*Dataset records:*
·····

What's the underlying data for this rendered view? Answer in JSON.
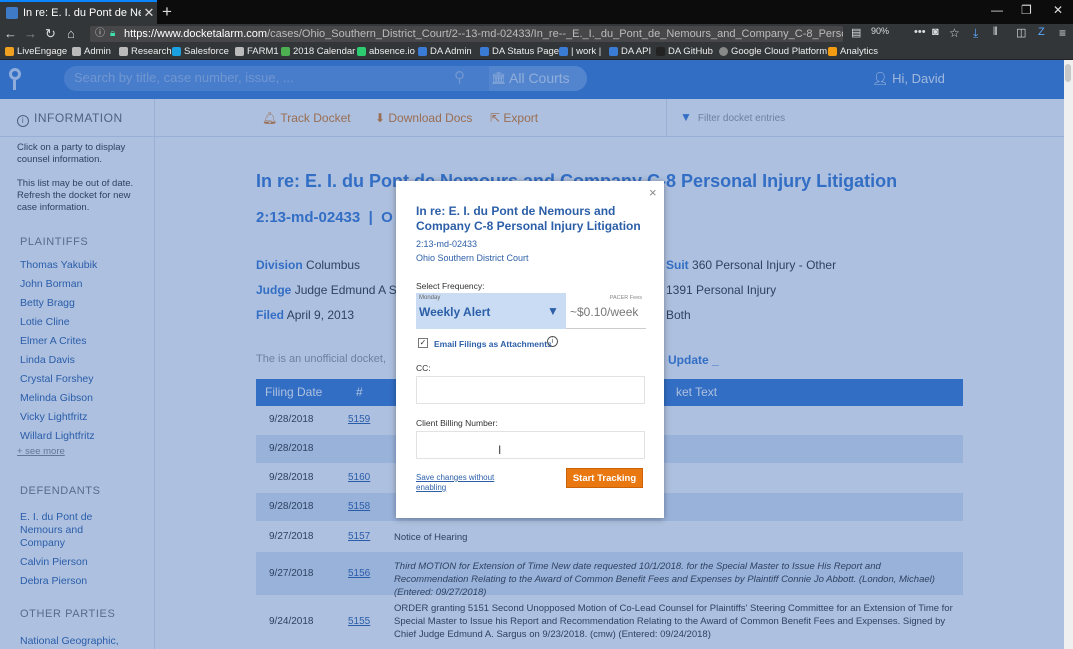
{
  "browser": {
    "tab_title": "In re: E. I. du Pont de Nemours",
    "tab_close": "✕",
    "new_tab": "+",
    "url_host": "https://www.docketalarm.com",
    "url_path": "/cases/Ohio_Southern_District_Court/2--13-md-02433/In_re--_E._I._du_Pont_de_Nemours_and_Company_C-8_Personal_Injury_Litig...",
    "zoom": "90%",
    "bookmarks": [
      "LiveEngage",
      "Admin",
      "Research",
      "Salesforce",
      "FARM1",
      "2018 Calendar",
      "absence.io",
      "DA Admin",
      "DA Status Page",
      "| work |",
      "DA API",
      "DA GitHub",
      "Google Cloud Platform",
      "Analytics"
    ]
  },
  "header": {
    "search_placeholder": "Search by title, case number, issue, ...",
    "court_filter": "All Courts",
    "greeting": "Hi, David"
  },
  "sidebar": {
    "info_heading": "INFORMATION",
    "info_text_1": "Click on a party to display counsel information.",
    "info_text_2": "This list may be out of date. Refresh the docket for new case information.",
    "plaintiffs_heading": "PLAINTIFFS",
    "plaintiffs": [
      "Thomas Yakubik",
      "John Borman",
      "Betty Bragg",
      "Lotie Cline",
      "Elmer A Crites",
      "Linda Davis",
      "Crystal Forshey",
      "Melinda Gibson",
      "Vicky Lightfritz",
      "Willard Lightfritz"
    ],
    "see_more": "+ see more",
    "defendants_heading": "DEFENDANTS",
    "defendants": [
      "E. I. du Pont de Nemours and Company",
      "Calvin Pierson",
      "Debra Pierson"
    ],
    "other_heading": "OTHER PARTIES",
    "other_parties": [
      "National Geographic, Interested Party"
    ]
  },
  "toolbar": {
    "track": "Track Docket",
    "download": "Download Docs",
    "export": "Export",
    "filter_placeholder": "Filter docket entries"
  },
  "case": {
    "title": "In re: E. I. du Pont de Nemours and Company C-8 Personal Injury Litigation",
    "number": "2:13-md-02433",
    "sep": "|",
    "court_initial": "O",
    "division_label": "Division",
    "division": "Columbus",
    "judge_label": "Judge",
    "judge": "Judge Edmund A Sa",
    "filed_label": "Filed",
    "filed": "April 9, 2013",
    "suit_label": "Suit",
    "suit": "360 Personal Injury - Other",
    "cause": "1391 Personal Injury",
    "jury": "Both",
    "unofficial": "The is an unofficial docket,",
    "update": "Update _"
  },
  "table": {
    "headers": [
      "Filing Date",
      "#",
      "ket Text"
    ],
    "rows": [
      {
        "date": "9/28/2018",
        "num": "5159",
        "text": ""
      },
      {
        "date": "9/28/2018",
        "num": "",
        "text": ""
      },
      {
        "date": "9/28/2018",
        "num": "5160",
        "text": ""
      },
      {
        "date": "9/28/2018",
        "num": "5158",
        "text": ""
      },
      {
        "date": "9/27/2018",
        "num": "5157",
        "text": "Notice of Hearing"
      },
      {
        "date": "9/27/2018",
        "num": "5156",
        "text": "Third MOTION for Extension of Time New date requested 10/1/2018. for the Special Master to Issue His Report and Recommendation Relating to the Award of Common Benefit Fees and Expenses by Plaintiff Connie Jo Abbott. (London, Michael) (Entered: 09/27/2018)"
      },
      {
        "date": "9/24/2018",
        "num": "5155",
        "text": "ORDER granting 5151 Second Unopposed Motion of Co-Lead Counsel for Plaintiffs' Steering Committee for an Extension of Time for Special Master to Issue his Report and Recommendation Relating to the Award of Common Benefit Fees and Expenses. Signed by Chief Judge Edmund A. Sargus on 9/23/2018. (cmw) (Entered: 09/24/2018)"
      }
    ]
  },
  "modal": {
    "close": "×",
    "title": "In re: E. I. du Pont de Nemours and Company C-8 Personal Injury Litigation",
    "case_number": "2:13-md-02433",
    "court": "Ohio Southern District Court",
    "frequency_label": "Select Frequency:",
    "frequency_small": "Monday",
    "frequency_value": "Weekly Alert",
    "fee_label": "PACER Fees",
    "fee_value": "~$0.10/week",
    "email_check": "✓",
    "email_label": "Email Filings as Attachments",
    "cc_label": "CC:",
    "billing_label": "Client Billing Number:",
    "save_link": "Save changes without enabling",
    "start_button": "Start Tracking"
  }
}
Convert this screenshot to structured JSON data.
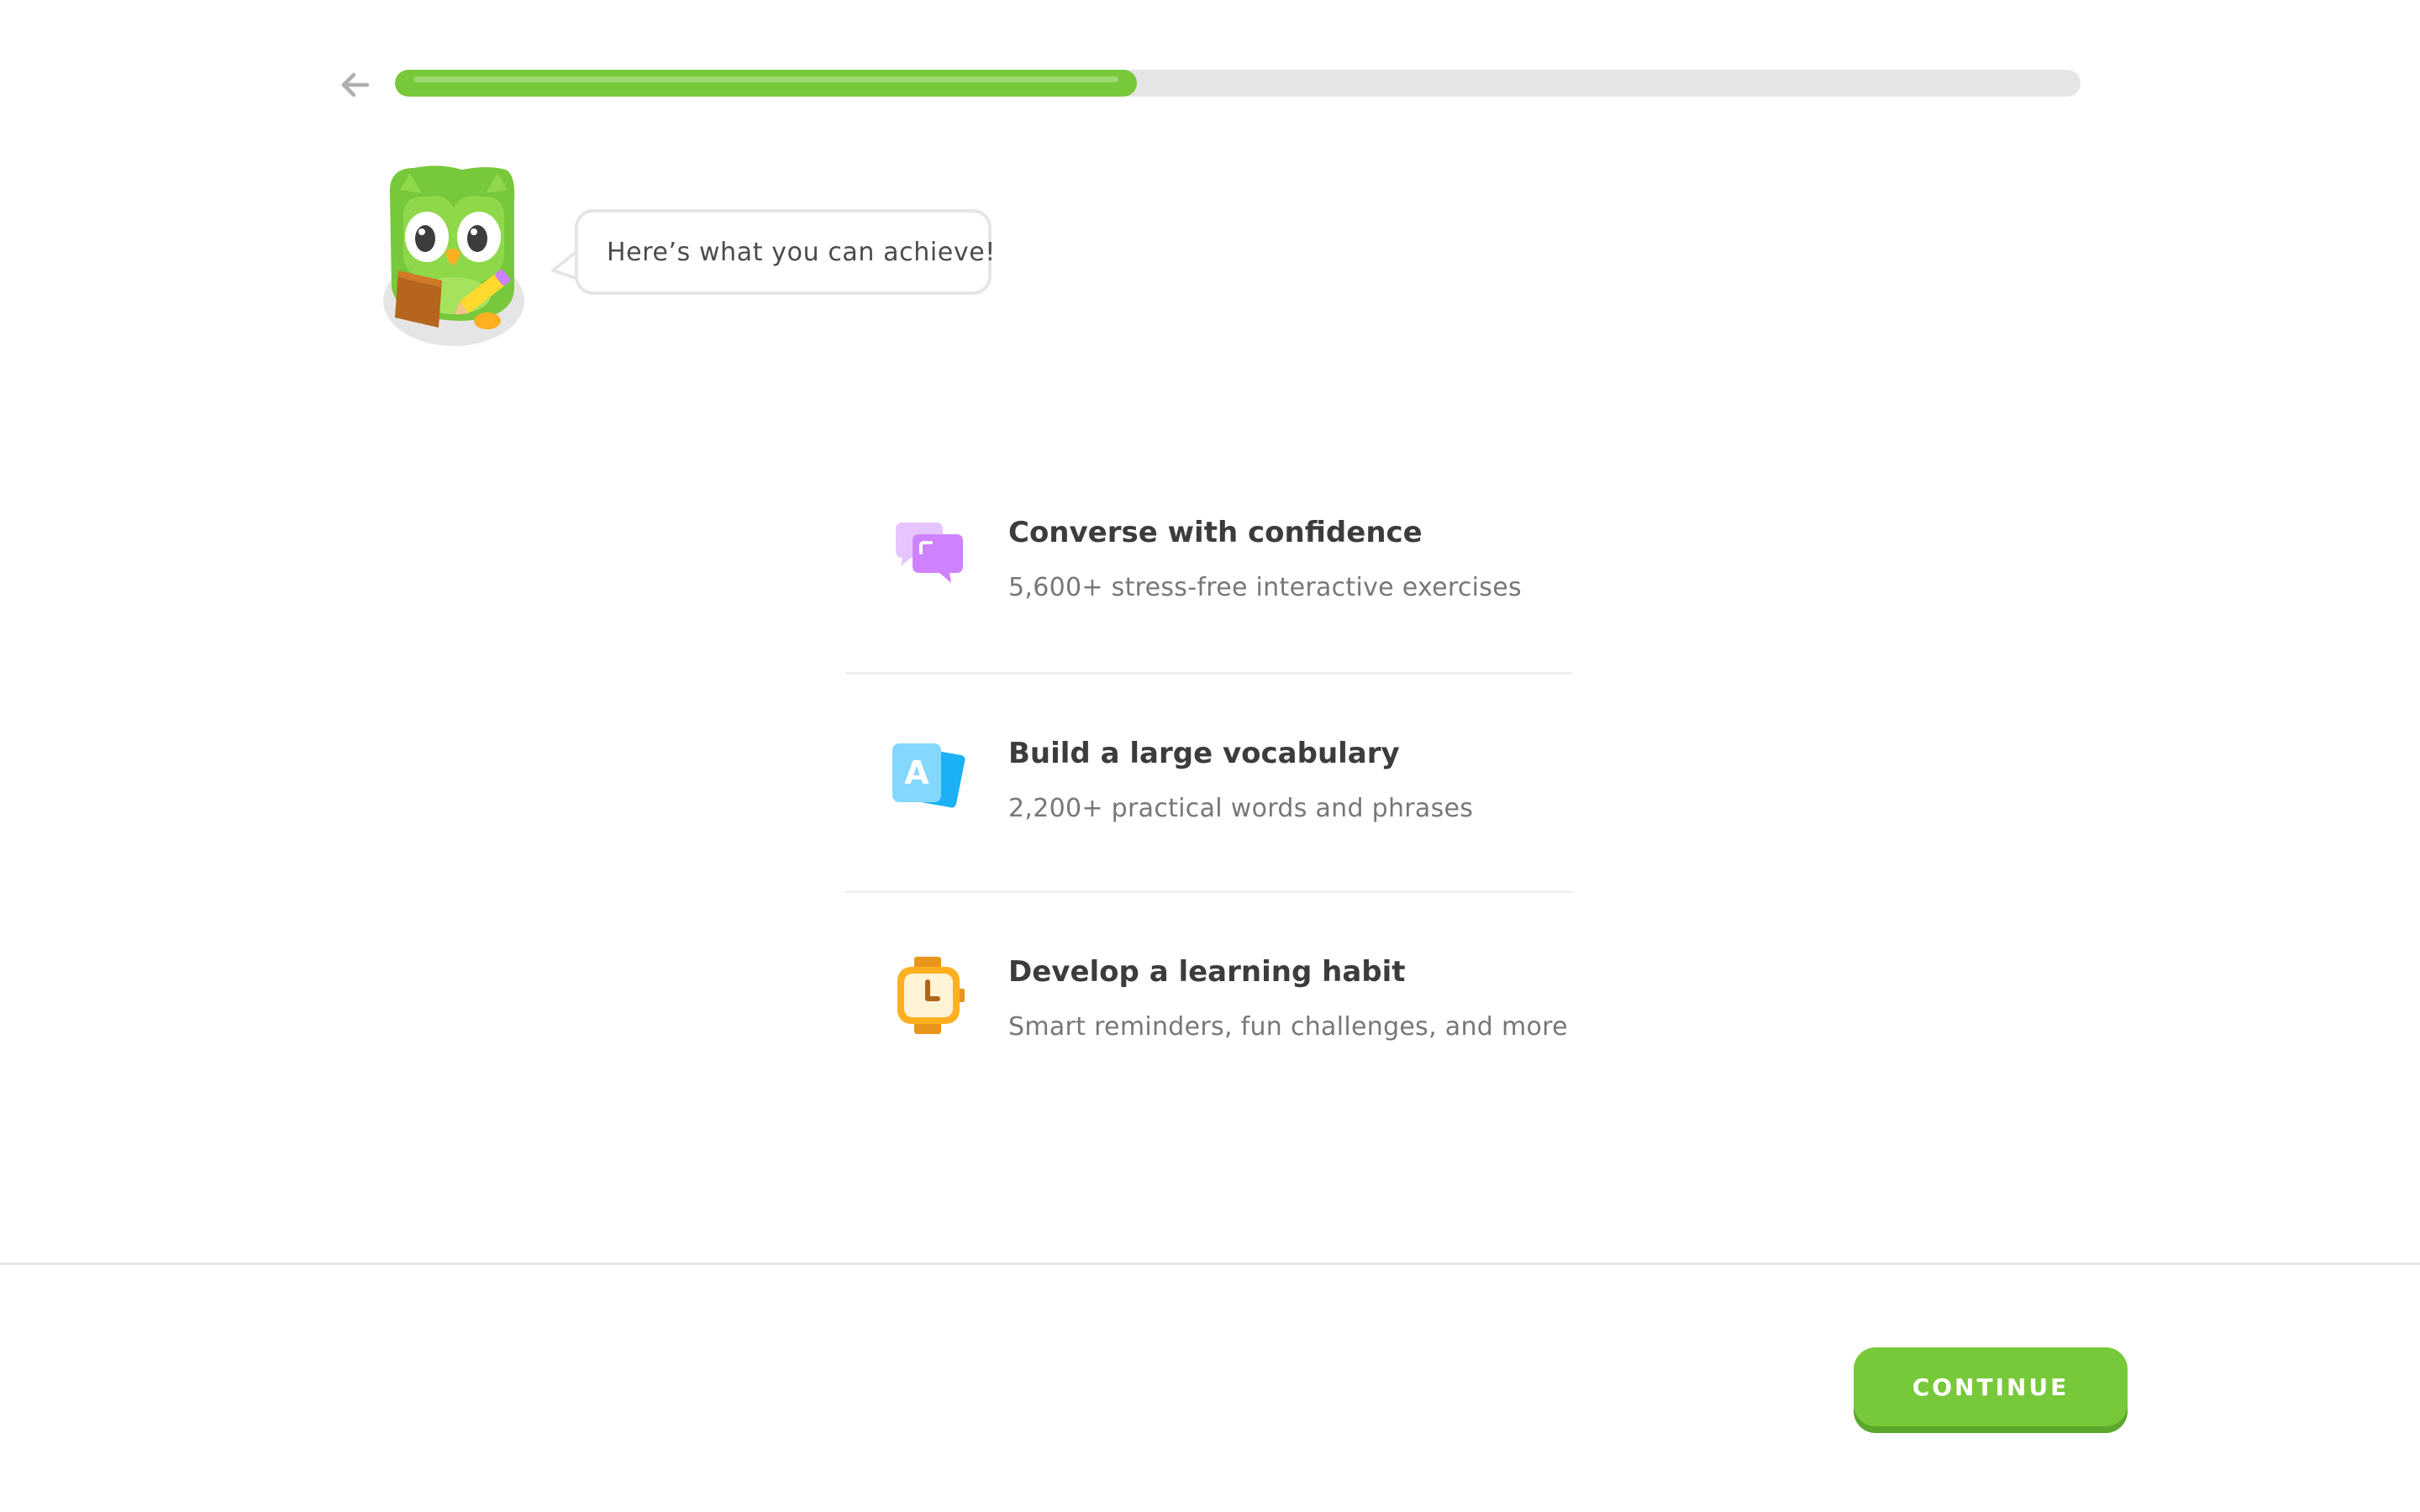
{
  "progress": {
    "fraction": 0.44,
    "fill_color": "#77c93a",
    "track_color": "#e5e5e5"
  },
  "header": {
    "back_icon": "arrow-left-icon"
  },
  "mascot": {
    "icon": "owl-mascot-icon",
    "speech": "Here’s what you can achieve!"
  },
  "features": [
    {
      "icon": "chat-bubbles-icon",
      "title": "Converse with confidence",
      "description": "5,600+ stress-free interactive exercises",
      "color": "#ce82ff"
    },
    {
      "icon": "vocabulary-cards-icon",
      "title": "Build a large vocabulary",
      "description": "2,200+ practical words and phrases",
      "color": "#1cb0f6"
    },
    {
      "icon": "watch-icon",
      "title": "Develop a learning habit",
      "description": "Smart reminders, fun challenges, and more",
      "color": "#ffb020"
    }
  ],
  "footer": {
    "continue_label": "CONTINUE",
    "button_color": "#77c93a"
  }
}
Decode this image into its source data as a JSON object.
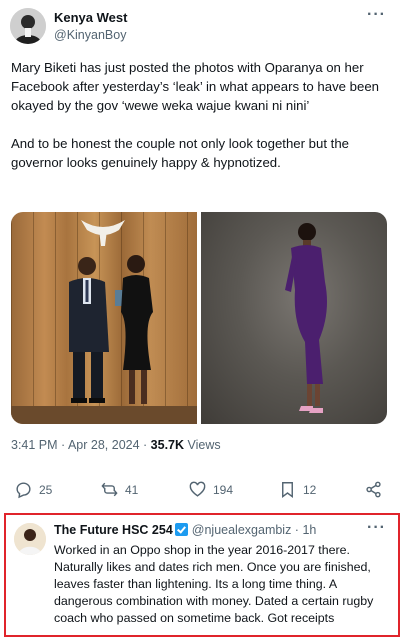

·····

Write out the lines of the listing from the one that holds "Convert this screenshot" to the very last line, both included, exactly as they appear and without any pictures.

*WORKED ANSWER:*
Convert this screenshot to structured JSON data.
{
  "progress": {
    "fraction": 0.44,
    "fill_color": "#77c93a",
    "track_color": "#e5e5e5"
  },
  "header": {
    "back_icon": "arrow-left-icon"
  },
  "mascot": {
    "icon": "owl-mascot-icon",
    "speech": "Here’s what you can achieve!"
  },
  "features": [
    {
      "icon": "chat-bubbles-icon",
      "title": "Converse with confidence",
      "description": "5,600+ stress-free interactive exercises",
      "color": "#ce82ff"
    },
    {
      "icon": "vocabulary-cards-icon",
      "title": "Build a large vocabulary",
      "description": "2,200+ practical words and phrases",
      "color": "#1cb0f6"
    },
    {
      "icon": "watch-icon",
      "title": "Develop a learning habit",
      "description": "Smart reminders, fun challenges, and more",
      "color": "#ffb020"
    }
  ],
  "footer": {
    "continue_label": "CONTINUE",
    "button_color": "#77c93a"
  }
}
Decode this image into its source data as a JSON object.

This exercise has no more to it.